• [Given task]:
Put the data starting at the line that contains "Find all labels, buttons, inputs, and" and ending at the line that contains "table-row: 43Palást csere1" into a two-column CSV headed input and output. Give one row per entry, with the entry's text under input and its reply under output, each as a single quoted field with line breaks replaced by spaces.

• [Data entries]:
• • • • • • •

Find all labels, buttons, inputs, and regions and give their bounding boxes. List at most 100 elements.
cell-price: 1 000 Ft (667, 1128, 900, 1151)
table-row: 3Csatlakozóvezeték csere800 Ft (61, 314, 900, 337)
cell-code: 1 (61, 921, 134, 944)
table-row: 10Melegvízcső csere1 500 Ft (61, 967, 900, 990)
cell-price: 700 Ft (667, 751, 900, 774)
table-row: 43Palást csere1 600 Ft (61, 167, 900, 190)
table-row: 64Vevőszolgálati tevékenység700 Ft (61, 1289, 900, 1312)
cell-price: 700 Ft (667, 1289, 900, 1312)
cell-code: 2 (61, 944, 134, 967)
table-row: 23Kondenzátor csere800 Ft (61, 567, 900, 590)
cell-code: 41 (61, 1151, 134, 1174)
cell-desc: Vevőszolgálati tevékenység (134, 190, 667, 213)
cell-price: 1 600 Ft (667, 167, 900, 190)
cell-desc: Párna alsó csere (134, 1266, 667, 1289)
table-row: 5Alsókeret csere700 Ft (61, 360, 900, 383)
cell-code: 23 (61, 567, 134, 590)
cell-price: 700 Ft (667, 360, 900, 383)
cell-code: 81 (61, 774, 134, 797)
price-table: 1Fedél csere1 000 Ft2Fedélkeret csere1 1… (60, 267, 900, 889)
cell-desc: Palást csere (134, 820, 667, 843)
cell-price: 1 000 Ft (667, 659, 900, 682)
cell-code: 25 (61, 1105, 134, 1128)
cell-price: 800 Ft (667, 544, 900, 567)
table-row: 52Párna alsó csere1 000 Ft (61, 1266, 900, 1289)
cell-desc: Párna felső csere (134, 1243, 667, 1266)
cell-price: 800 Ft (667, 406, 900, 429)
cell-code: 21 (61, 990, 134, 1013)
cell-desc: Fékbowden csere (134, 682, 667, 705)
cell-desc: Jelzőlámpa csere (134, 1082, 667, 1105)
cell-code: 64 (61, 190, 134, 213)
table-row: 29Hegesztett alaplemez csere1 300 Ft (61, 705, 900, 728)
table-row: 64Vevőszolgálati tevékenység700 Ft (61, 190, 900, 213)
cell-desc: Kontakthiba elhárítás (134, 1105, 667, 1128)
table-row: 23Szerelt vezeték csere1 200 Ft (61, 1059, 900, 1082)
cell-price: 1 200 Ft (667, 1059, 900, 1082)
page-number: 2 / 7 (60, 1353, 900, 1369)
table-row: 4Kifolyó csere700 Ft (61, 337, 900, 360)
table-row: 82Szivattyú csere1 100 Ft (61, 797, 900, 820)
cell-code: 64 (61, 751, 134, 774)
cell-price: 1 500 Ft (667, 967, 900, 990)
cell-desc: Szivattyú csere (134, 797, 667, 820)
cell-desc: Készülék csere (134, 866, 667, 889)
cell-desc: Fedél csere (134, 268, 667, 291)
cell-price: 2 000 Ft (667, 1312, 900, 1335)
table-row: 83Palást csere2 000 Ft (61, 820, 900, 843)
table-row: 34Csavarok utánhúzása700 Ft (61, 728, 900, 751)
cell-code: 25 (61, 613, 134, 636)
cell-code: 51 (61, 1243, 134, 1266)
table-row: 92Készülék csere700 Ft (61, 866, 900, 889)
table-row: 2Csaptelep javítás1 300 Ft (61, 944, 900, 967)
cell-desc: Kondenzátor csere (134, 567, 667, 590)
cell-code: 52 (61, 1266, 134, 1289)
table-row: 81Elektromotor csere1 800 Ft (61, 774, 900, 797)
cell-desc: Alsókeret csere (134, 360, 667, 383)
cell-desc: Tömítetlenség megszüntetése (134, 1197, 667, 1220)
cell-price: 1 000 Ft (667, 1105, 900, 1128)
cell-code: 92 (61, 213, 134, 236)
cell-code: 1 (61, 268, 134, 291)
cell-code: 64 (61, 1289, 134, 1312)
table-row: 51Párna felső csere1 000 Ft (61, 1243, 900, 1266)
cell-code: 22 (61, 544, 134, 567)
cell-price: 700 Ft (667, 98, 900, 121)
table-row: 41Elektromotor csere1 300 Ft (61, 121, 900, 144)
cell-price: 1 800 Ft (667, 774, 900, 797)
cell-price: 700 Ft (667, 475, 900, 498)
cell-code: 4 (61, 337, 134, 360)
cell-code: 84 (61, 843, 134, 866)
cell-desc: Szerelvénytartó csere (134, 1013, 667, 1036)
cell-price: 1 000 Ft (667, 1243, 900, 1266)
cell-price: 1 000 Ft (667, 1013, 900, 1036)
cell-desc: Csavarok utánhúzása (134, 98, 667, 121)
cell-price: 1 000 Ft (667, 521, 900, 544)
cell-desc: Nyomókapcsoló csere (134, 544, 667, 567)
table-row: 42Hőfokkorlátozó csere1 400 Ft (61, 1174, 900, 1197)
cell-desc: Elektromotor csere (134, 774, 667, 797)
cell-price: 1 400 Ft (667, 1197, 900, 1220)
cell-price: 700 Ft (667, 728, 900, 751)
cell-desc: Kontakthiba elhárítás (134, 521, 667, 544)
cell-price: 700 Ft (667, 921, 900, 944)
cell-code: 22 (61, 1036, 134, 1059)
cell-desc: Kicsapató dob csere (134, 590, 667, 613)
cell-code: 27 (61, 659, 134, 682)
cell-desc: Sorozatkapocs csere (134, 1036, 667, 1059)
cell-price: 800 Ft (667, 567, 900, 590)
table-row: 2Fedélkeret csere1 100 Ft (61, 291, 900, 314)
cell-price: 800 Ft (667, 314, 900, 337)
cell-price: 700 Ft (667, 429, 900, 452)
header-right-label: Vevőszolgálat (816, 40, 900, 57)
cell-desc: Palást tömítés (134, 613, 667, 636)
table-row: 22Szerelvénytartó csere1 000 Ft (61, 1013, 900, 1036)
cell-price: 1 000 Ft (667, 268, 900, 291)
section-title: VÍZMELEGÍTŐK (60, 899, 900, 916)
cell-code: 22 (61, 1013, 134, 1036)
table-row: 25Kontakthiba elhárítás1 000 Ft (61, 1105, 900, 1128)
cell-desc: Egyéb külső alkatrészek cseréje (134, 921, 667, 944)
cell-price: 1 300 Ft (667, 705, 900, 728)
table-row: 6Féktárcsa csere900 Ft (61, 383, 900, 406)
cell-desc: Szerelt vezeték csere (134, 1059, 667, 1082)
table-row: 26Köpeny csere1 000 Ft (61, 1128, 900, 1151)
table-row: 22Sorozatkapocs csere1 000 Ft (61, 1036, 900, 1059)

• • • • • • •

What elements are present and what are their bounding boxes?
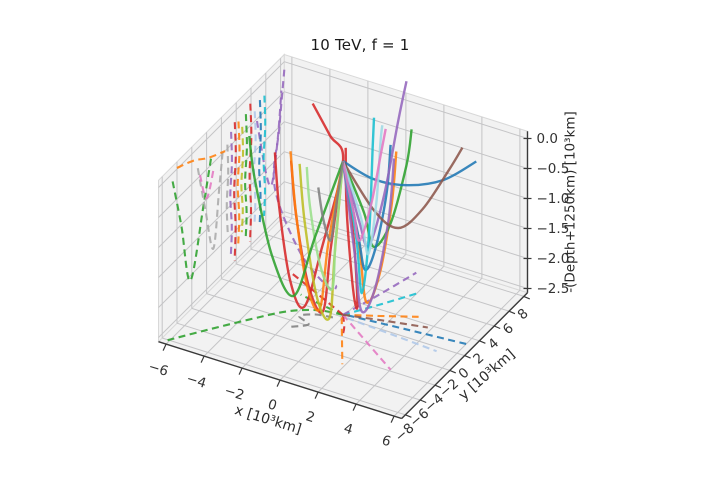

• • • • • • •

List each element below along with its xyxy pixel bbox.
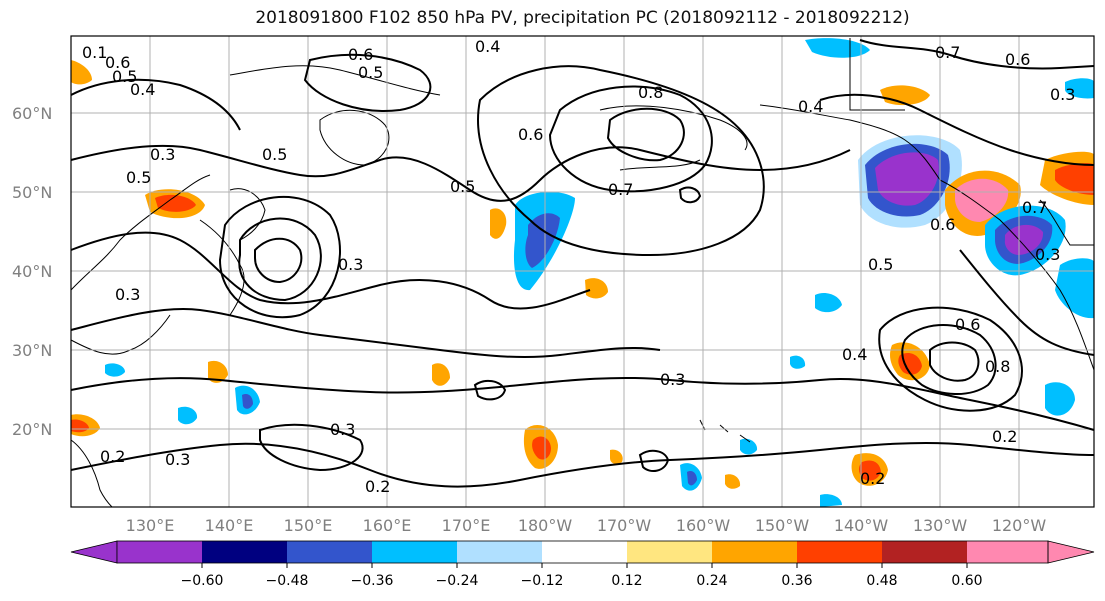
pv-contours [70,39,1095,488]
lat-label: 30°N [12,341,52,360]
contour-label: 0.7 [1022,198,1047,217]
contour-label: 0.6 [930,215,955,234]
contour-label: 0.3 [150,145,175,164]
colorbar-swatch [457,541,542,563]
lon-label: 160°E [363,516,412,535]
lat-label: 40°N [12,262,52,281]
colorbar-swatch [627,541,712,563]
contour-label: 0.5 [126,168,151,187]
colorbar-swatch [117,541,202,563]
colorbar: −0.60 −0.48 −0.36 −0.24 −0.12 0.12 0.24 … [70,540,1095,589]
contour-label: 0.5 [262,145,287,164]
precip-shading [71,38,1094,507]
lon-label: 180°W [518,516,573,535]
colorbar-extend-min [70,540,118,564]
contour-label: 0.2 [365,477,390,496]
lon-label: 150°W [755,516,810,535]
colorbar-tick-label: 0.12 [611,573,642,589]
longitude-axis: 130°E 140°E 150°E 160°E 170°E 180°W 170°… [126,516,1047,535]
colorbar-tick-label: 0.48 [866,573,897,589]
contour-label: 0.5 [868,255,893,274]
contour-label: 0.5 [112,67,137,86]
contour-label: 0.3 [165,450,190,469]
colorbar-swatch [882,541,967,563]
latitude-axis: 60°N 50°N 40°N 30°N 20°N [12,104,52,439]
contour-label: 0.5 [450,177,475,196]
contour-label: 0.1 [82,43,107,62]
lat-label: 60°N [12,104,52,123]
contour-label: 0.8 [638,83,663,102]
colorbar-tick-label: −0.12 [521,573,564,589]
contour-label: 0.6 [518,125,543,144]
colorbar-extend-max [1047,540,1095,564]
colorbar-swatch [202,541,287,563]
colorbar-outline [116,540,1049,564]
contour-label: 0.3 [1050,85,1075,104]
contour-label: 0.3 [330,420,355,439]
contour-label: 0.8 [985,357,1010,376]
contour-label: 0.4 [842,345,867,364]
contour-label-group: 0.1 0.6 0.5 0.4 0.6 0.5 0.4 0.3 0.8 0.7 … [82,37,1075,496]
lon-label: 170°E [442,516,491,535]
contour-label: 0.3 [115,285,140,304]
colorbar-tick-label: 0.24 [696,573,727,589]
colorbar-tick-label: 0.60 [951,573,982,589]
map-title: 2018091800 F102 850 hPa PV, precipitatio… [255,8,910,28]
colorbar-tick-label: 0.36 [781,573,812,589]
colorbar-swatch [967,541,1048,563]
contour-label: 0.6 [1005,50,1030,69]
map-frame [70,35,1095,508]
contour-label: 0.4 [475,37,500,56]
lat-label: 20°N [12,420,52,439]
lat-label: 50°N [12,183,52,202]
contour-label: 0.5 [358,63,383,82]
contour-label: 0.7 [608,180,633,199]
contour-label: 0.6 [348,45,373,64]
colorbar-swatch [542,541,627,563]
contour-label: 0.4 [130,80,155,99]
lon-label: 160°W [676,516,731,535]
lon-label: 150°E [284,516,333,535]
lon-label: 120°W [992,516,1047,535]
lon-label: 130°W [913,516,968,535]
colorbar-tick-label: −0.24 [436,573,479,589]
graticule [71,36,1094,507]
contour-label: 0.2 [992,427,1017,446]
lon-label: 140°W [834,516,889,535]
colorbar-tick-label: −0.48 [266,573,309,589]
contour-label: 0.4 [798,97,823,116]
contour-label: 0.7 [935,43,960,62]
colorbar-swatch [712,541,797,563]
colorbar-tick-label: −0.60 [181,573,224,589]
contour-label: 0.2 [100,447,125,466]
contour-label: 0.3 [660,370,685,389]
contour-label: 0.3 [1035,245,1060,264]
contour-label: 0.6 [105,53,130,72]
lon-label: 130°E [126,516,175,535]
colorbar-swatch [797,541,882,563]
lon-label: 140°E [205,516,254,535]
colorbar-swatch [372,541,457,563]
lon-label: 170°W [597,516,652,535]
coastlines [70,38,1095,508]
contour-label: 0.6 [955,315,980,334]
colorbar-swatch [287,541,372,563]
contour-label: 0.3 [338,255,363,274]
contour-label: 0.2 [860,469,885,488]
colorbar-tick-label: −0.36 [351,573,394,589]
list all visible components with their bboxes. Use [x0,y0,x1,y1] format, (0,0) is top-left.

• • • • • • •

• [Task answer]:
input,output
"Find all labels, buttons, inputs, and regions and give their bounding boxes. List at most 100 elements.","cell-price: 1 000 Ft (667, 1128, 900, 1151) table-row: 3Csatlakozóvezeték csere800 Ft (61, 314, 900, 337) cell-code: 1 (61, 921, 134, 944) table-row: 10Melegvízcső csere1 500 Ft (61, 967, 900, 990) cell-price: 700 Ft (667, 751, 900, 774) table-row: 43Palást csere1 600 Ft (61, 167, 900, 190)"